**Exercise instructions**
The complete listing should be restated exactly.

**Material supplied**

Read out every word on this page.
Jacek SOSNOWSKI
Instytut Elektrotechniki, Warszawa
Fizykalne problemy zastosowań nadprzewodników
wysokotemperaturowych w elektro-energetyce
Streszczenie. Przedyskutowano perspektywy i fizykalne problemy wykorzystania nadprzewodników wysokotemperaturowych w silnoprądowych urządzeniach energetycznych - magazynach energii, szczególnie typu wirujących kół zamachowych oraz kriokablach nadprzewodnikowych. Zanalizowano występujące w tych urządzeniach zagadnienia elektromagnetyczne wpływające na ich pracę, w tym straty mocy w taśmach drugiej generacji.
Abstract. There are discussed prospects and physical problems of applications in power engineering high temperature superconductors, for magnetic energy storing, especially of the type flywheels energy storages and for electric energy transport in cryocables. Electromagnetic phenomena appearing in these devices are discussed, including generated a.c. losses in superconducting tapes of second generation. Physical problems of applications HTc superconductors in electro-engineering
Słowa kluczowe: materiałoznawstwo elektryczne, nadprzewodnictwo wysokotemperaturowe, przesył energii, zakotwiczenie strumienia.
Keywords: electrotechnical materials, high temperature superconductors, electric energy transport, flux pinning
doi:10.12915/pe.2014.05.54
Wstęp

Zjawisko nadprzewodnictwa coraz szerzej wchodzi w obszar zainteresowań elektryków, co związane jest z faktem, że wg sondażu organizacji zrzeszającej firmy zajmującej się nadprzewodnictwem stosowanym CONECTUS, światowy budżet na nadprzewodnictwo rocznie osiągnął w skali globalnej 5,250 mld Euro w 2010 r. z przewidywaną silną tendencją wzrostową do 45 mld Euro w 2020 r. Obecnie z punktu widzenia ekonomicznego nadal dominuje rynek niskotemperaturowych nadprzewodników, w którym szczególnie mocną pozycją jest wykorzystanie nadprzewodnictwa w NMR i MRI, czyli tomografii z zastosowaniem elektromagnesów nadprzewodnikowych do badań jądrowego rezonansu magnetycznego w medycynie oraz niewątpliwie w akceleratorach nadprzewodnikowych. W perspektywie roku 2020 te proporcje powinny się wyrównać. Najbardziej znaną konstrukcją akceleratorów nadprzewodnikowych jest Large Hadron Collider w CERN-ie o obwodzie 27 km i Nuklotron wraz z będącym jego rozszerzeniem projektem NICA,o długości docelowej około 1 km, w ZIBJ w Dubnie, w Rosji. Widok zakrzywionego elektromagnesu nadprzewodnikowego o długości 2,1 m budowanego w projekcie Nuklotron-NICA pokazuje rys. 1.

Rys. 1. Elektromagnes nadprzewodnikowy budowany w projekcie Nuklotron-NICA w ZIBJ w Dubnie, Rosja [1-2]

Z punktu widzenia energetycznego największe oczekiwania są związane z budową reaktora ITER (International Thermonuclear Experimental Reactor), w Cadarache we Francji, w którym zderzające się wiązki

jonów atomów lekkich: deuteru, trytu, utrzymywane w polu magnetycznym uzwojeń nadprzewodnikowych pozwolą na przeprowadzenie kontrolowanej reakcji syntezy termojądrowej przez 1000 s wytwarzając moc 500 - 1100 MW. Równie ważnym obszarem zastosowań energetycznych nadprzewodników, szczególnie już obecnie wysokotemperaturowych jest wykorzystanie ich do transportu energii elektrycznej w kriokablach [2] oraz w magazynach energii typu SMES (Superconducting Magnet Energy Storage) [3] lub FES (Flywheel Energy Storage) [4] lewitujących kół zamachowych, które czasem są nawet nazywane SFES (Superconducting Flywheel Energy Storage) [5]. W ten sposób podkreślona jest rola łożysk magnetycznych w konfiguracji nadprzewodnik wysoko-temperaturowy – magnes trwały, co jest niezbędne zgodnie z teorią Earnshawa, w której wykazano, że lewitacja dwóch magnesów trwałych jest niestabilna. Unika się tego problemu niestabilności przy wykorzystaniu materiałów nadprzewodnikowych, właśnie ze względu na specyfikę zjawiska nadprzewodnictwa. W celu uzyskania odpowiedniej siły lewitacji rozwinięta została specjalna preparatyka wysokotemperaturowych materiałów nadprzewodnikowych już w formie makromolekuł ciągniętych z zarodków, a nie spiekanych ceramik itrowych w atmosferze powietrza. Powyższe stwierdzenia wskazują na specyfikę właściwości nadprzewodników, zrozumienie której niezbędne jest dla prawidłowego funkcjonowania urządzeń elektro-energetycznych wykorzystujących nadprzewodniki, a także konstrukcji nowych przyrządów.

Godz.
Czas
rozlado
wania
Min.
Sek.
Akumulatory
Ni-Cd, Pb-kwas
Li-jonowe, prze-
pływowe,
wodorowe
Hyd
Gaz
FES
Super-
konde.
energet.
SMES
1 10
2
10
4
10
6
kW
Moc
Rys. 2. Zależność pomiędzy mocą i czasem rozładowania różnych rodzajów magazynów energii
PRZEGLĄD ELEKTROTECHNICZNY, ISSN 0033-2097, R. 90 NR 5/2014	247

**Correct response**
Read out every word on this page.
Jacek SOSNOWSKI
Instytut Elektrotechniki, Warszawa
Fizykalne problemy zastosowań nadprzewodników
wysokotemperaturowych w elektro-energetyce
Streszczenie. Przedyskutowano perspektywy i fizykalne problemy wykorzystania nadprzewodników wysokotemperaturowych w silnoprądowych urządzeniach energetycznych - magazynach energii, szczególnie typu wirujących kół zamachowych oraz kriokablach nadprzewodnikowych. Zanalizowano występujące w tych urządzeniach zagadnienia elektromagnetyczne wpływające na ich pracę, w tym straty mocy w taśmach drugiej generacji.
Abstract. There are discussed prospects and physical problems of applications in power engineering high temperature superconductors, for magnetic energy storing, especially of the type flywheels energy storages and for electric energy transport in cryocables. Electromagnetic phenomena appearing in these devices are discussed, including generated a.c. losses in superconducting tapes of second generation. Physical problems of applications HTc superconductors in electro-engineering
Słowa kluczowe: materiałoznawstwo elektryczne, nadprzewodnictwo wysokotemperaturowe, przesył energii, zakotwiczenie strumienia.
Keywords: electrotechnical materials, high temperature superconductors, electric energy transport, flux pinning
doi:10.12915/pe.2014.05.54
Wstęp

Zjawisko nadprzewodnictwa coraz szerzej wchodzi w obszar zainteresowań elektryków, co związane jest z faktem, że wg sondażu organizacji zrzeszającej firmy zajmującej się nadprzewodnictwem stosowanym CONECTUS, światowy budżet na nadprzewodnictwo rocznie osiągnął w skali globalnej 5,250 mld Euro w 2010 r. z przewidywaną silną tendencją wzrostową do 45 mld Euro w 2020 r. Obecnie z punktu widzenia ekonomicznego nadal dominuje rynek niskotemperaturowych nadprzewodników, w którym szczególnie mocną pozycją jest wykorzystanie nadprzewodnictwa w NMR i MRI, czyli tomografii z zastosowaniem elektromagnesów nadprzewodnikowych do badań jądrowego rezonansu magnetycznego w medycynie oraz niewątpliwie w akceleratorach nadprzewodnikowych. W perspektywie roku 2020 te proporcje powinny się wyrównać. Najbardziej znaną konstrukcją akceleratorów nadprzewodnikowych jest Large Hadron Collider w CERN-ie o obwodzie 27 km i Nuklotron wraz z będącym jego rozszerzeniem projektem NICA,o długości docelowej około 1 km, w ZIBJ w Dubnie, w Rosji. Widok zakrzywionego elektromagnesu nadprzewodnikowego o długości 2,1 m budowanego w projekcie Nuklotron-NICA pokazuje rys. 1.

Rys. 1. Elektromagnes nadprzewodnikowy budowany w projekcie Nuklotron-NICA w ZIBJ w Dubnie, Rosja [1-2]

Z punktu widzenia energetycznego największe oczekiwania są związane z budową reaktora ITER (International Thermonuclear Experimental Reactor), w Cadarache we Francji, w którym zderzające się wiązki

jonów atomów lekkich: deuteru, trytu, utrzymywane w polu magnetycznym uzwojeń nadprzewodnikowych pozwolą na przeprowadzenie kontrolowanej reakcji syntezy termojądrowej przez 1000 s wytwarzając moc 500 - 1100 MW. Równie ważnym obszarem zastosowań energetycznych nadprzewodników, szczególnie już obecnie wysokotemperaturowych jest wykorzystanie ich do transportu energii elektrycznej w kriokablach [2] oraz w magazynach energii typu SMES (Superconducting Magnet Energy Storage) [3] lub FES (Flywheel Energy Storage) [4] lewitujących kół zamachowych, które czasem są nawet nazywane SFES (Superconducting Flywheel Energy Storage) [5]. W ten sposób podkreślona jest rola łożysk magnetycznych w konfiguracji nadprzewodnik wysoko-temperaturowy – magnes trwały, co jest niezbędne zgodnie z teorią Earnshawa, w której wykazano, że lewitacja dwóch magnesów trwałych jest niestabilna. Unika się tego problemu niestabilności przy wykorzystaniu materiałów nadprzewodnikowych, właśnie ze względu na specyfikę zjawiska nadprzewodnictwa. W celu uzyskania odpowiedniej siły lewitacji rozwinięta została specjalna preparatyka wysokotemperaturowych materiałów nadprzewodnikowych już w formie makromolekuł ciągniętych z zarodków, a nie spiekanych ceramik itrowych w atmosferze powietrza. Powyższe stwierdzenia wskazują na specyfikę właściwości nadprzewodników, zrozumienie której niezbędne jest dla prawidłowego funkcjonowania urządzeń elektro-energetycznych wykorzystujących nadprzewodniki, a także konstrukcji nowych przyrządów.

Godz.
Czas
rozlado
wania
Min.
Sek.
Akumulatory
Ni-Cd, Pb-kwas
Li-jonowe, prze-
pływowe,
wodorowe
Hyd
Gaz
FES
Super-
konde.
energet.
SMES
1 10
2
10
4
10
6
kW
Moc
Rys. 2. Zależność pomiędzy mocą i czasem rozładowania różnych rodzajów magazynów energii
PRZEGLĄD ELEKTROTECHNICZNY, ISSN 0033-2097, R. 90 NR 5/2014	247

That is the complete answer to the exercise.